- _Problem_: Track down each line that has the word "importante" and copy it.

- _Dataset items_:
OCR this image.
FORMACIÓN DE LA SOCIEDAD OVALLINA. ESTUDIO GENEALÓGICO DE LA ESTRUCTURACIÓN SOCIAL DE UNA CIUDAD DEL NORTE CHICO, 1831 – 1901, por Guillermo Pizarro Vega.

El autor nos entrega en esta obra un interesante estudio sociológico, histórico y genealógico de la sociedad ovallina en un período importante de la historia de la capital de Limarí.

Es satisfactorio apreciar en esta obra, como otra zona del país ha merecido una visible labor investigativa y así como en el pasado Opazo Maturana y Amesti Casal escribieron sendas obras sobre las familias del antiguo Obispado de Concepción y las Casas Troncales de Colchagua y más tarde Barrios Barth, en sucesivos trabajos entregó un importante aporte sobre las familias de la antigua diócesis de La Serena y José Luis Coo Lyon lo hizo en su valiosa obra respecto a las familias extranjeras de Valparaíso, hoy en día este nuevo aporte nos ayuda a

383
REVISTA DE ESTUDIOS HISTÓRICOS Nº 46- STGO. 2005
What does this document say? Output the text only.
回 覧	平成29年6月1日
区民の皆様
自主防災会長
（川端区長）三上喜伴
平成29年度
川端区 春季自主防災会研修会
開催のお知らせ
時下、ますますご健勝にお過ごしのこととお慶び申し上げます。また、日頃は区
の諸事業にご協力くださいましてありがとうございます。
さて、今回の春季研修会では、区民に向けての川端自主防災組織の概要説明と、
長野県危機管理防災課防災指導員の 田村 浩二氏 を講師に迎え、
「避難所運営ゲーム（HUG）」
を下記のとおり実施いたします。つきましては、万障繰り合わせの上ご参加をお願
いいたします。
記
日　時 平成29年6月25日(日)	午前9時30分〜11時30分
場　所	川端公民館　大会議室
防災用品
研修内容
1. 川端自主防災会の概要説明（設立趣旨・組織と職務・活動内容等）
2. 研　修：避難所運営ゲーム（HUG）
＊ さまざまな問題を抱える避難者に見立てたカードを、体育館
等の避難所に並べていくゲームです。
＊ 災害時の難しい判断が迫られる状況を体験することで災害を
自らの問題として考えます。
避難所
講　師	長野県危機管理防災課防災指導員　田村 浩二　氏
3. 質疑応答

- _Written response_:
El autor nos entrega en esta obra un interesante estudio sociológico, histórico y genealógico de la sociedad ovallina en un período importante de la historia de la capital de Limarí.
Es satisfactorio apreciar en esta obra, como otra zona del país ha merecido una visible labor investigativa y así como en el pasado Opazo Maturana y Amesti Casal escribieron sendas obras sobre las familias del antiguo Obispado de Concepción y las Casas Troncales de Colchagua y más tarde Barrios Barth, en sucesivos trabajos entregó un importante aporte sobre las familias de la antigua diócesis de La Serena y José Luis Coo Lyon lo hizo en su valiosa obra respecto a las familias extranjeras de Valparaíso, hoy en día este nuevo aporte nos ayuda a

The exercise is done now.